[Input material]
• • •
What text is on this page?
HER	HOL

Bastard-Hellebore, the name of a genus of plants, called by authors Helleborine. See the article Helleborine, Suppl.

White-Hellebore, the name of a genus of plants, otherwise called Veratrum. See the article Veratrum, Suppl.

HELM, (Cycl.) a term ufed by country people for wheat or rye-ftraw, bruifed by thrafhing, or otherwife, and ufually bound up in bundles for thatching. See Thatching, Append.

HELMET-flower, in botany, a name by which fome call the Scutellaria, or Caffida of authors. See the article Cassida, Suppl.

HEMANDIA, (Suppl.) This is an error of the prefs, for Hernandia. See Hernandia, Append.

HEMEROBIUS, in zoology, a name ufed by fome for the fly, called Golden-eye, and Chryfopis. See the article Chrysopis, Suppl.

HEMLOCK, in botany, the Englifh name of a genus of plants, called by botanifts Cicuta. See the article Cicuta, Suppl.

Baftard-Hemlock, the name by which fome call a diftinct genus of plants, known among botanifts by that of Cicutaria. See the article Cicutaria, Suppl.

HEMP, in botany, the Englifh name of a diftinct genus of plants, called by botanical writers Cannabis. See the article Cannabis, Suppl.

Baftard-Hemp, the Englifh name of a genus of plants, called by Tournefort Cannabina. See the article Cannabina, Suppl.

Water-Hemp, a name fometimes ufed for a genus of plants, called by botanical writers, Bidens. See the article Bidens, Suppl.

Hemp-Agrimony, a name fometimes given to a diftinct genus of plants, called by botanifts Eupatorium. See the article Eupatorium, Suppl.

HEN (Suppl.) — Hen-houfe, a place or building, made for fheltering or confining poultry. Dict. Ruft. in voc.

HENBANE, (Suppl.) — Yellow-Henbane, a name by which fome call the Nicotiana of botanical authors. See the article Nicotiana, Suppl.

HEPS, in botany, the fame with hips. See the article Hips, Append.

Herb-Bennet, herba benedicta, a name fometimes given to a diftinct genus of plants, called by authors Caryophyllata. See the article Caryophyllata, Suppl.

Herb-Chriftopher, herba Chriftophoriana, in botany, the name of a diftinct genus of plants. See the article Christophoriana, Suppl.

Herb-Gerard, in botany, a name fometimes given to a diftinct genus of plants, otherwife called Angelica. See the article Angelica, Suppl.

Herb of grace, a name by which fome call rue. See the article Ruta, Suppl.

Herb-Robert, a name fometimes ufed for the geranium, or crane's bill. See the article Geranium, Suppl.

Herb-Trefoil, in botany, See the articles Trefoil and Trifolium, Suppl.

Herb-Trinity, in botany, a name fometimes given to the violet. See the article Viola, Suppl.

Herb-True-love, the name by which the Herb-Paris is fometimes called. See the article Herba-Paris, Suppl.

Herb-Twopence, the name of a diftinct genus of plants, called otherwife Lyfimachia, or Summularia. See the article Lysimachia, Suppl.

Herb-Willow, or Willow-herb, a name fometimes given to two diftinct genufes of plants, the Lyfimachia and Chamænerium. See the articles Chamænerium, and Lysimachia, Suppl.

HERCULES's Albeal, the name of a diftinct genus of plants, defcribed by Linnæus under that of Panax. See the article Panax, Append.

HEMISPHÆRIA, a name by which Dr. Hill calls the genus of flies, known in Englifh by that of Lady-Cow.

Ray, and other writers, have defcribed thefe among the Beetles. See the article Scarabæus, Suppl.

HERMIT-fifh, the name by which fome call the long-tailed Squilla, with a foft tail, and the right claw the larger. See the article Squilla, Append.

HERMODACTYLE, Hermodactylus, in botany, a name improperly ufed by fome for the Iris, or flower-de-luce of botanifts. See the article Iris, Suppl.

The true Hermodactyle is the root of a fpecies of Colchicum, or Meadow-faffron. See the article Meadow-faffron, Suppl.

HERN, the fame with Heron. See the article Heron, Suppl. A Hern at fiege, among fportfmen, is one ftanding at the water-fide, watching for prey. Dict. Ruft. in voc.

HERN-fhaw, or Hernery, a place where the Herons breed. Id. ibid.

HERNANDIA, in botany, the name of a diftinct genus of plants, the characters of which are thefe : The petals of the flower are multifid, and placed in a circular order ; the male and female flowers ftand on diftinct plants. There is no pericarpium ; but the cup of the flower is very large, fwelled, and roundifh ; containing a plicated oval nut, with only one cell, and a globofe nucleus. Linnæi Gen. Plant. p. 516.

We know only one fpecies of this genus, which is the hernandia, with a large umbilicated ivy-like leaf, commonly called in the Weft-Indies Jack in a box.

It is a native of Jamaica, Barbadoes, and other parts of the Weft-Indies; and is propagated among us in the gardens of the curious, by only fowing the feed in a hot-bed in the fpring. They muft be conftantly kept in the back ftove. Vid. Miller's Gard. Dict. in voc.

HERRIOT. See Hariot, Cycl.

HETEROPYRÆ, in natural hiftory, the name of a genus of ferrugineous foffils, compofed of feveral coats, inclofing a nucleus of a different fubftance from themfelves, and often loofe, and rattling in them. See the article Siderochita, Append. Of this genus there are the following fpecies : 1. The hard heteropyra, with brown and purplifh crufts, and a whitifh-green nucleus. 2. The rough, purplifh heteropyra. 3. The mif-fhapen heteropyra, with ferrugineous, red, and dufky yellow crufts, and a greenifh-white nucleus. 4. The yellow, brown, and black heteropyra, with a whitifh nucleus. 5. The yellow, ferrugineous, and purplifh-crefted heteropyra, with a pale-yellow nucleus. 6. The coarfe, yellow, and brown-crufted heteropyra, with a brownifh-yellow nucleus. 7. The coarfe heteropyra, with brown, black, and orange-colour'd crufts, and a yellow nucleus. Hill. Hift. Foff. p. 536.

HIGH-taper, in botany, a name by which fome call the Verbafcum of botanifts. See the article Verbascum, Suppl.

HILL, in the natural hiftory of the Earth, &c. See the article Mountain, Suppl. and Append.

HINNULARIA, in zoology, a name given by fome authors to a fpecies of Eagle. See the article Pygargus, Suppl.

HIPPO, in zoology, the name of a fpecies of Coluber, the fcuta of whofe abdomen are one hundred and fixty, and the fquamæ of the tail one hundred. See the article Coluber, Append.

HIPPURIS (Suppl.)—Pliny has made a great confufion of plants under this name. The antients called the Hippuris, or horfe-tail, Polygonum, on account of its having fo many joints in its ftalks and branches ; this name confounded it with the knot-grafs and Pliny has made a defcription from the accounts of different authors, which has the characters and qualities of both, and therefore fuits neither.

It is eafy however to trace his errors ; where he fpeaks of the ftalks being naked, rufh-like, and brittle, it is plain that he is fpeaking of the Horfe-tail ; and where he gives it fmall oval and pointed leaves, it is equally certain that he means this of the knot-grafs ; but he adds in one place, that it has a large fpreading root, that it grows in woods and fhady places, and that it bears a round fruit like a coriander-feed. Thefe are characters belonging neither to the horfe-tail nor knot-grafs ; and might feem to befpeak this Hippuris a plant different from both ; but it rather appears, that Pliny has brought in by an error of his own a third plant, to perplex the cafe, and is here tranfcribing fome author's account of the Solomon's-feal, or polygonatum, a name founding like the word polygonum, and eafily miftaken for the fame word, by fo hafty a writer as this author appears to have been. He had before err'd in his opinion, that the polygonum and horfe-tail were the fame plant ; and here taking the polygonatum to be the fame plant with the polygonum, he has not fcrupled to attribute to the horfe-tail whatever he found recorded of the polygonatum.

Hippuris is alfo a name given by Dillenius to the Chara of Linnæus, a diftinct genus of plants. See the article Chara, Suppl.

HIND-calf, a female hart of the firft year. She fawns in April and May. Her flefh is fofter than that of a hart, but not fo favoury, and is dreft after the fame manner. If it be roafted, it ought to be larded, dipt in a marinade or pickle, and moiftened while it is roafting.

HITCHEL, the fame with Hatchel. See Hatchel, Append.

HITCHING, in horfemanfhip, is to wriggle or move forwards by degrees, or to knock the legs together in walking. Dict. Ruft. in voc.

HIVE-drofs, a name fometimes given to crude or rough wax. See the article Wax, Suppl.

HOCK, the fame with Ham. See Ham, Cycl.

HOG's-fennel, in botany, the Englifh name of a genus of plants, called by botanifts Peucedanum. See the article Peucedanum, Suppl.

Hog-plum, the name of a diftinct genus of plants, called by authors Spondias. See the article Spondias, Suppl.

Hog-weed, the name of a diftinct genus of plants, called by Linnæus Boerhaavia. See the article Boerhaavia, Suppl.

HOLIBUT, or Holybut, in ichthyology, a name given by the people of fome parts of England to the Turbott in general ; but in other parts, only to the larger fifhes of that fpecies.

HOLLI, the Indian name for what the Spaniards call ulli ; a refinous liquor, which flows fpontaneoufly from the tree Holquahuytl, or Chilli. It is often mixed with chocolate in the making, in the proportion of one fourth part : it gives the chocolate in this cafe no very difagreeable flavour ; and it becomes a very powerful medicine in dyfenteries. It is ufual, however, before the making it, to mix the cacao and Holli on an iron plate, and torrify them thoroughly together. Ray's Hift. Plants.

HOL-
• • •
[Set problem]
Gather and copy every line of the data in which the string "zoology" is found.

[Correct answer]
HEMEROBIUS, in zoology, a name ufed by fome for the fly, called Golden-eye, and Chryfopis. See the article Chrysopis, Suppl.
HINNULARIA, in zoology, a name given by fome authors to a fpecies of Eagle. See the article Pygargus, Suppl.
HIPPO, in zoology, the name of a fpecies of Coluber, the fcuta of whofe abdomen are one hundred and fixty, and the fquamæ of the tail one hundred. See the article Coluber, Append.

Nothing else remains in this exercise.